→ **Record list**
::::::::

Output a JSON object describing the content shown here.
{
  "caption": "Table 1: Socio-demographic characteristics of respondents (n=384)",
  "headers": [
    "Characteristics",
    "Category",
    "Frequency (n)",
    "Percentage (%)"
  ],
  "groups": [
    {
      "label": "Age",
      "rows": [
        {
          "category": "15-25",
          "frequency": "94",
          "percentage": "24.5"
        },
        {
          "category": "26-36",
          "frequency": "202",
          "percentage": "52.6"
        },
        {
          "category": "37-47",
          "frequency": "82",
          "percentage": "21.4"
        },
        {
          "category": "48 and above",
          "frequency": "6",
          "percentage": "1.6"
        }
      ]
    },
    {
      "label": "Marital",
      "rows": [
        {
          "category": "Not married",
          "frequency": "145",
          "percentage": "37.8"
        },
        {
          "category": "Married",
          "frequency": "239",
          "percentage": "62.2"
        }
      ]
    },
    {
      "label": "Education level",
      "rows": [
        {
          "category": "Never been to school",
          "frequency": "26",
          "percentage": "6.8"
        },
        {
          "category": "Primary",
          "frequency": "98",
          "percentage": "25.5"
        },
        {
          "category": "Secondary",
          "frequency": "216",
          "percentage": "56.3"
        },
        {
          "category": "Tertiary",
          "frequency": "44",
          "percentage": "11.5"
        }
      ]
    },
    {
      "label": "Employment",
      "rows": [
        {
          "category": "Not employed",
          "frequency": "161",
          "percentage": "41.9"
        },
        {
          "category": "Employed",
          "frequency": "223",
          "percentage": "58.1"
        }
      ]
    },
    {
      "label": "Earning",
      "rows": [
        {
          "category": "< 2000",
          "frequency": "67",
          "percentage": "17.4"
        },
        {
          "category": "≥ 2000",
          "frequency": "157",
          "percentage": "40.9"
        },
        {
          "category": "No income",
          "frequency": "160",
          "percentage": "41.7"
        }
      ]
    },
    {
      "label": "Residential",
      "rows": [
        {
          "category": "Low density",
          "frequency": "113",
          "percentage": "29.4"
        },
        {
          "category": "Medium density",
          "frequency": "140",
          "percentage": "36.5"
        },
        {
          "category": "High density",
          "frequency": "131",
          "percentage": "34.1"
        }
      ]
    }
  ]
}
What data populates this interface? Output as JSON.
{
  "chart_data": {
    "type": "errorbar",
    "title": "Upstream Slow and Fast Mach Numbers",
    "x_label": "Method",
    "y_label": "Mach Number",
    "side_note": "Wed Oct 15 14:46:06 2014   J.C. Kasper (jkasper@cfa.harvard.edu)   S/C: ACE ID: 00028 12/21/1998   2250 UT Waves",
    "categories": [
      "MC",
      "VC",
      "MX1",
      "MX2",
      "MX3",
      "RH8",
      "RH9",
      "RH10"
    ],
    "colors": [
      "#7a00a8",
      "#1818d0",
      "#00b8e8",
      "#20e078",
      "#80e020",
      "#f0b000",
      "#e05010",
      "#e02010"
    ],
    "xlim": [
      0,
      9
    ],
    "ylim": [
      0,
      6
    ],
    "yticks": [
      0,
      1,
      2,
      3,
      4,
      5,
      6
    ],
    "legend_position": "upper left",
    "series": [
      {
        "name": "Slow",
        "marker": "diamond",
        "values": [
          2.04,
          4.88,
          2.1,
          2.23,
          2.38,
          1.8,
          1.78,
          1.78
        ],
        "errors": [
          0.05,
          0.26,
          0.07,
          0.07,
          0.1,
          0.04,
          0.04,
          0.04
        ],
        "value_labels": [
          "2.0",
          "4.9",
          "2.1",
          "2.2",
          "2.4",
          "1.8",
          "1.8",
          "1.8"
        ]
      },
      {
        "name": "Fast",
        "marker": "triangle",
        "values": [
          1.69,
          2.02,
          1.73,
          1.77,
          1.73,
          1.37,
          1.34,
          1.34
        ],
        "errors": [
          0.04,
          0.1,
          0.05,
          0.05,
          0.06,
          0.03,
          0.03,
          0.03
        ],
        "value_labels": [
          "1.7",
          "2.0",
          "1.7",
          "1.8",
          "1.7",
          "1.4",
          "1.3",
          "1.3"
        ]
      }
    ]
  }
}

::::::::

→ **What is being asked**
Starting at the line that contains "What data populates", repeat each line exactly through the last one in the listing. Include both of those lines and nothing more.

→ **Response for this exercise**
What data populates this interface? Output as JSON.
{
  "chart_data": {
    "type": "errorbar",
    "title": "Upstream Slow and Fast Mach Numbers",
    "x_label": "Method",
    "y_label": "Mach Number",
    "side_note": "Wed Oct 15 14:46:06 2014   J.C. Kasper (jkasper@cfa.harvard.edu)   S/C: ACE ID: 00028 12/21/1998   2250 UT Waves",
    "categories": [
      "MC",
      "VC",
      "MX1",
      "MX2",
      "MX3",
      "RH8",
      "RH9",
      "RH10"
    ],
    "colors": [
      "#7a00a8",
      "#1818d0",
      "#00b8e8",
      "#20e078",
      "#80e020",
      "#f0b000",
      "#e05010",
      "#e02010"
    ],
    "xlim": [
      0,
      9
    ],
    "ylim": [
      0,
      6
    ],
    "yticks": [
      0,
      1,
      2,
      3,
      4,
      5,
      6
    ],
    "legend_position": "upper left",
    "series": [
      {
        "name": "Slow",
        "marker": "diamond",
        "values": [
          2.04,
          4.88,
          2.1,
          2.23,
          2.38,
          1.8,
          1.78,
          1.78
        ],
        "errors": [
          0.05,
          0.26,
          0.07,
          0.07,
          0.1,
          0.04,
          0.04,
          0.04
        ],
        "value_labels": [
          "2.0",
          "4.9",
          "2.1",
          "2.2",
          "2.4",
          "1.8",
          "1.8",
          "1.8"
        ]
      },
      {
        "name": "Fast",
        "marker": "triangle",
        "values": [
          1.69,
          2.02,
          1.73,
          1.77,
          1.73,
          1.37,
          1.34,
          1.34
        ],
        "errors": [
          0.04,
          0.1,
          0.05,
          0.05,
          0.06,
          0.03,
          0.03,
          0.03
        ],
        "value_labels": [
          "1.7",
          "2.0",
          "1.7",
          "1.8",
          "1.7",
          "1.4",
          "1.3",
          "1.3"
        ]
      }
    ]
  }
}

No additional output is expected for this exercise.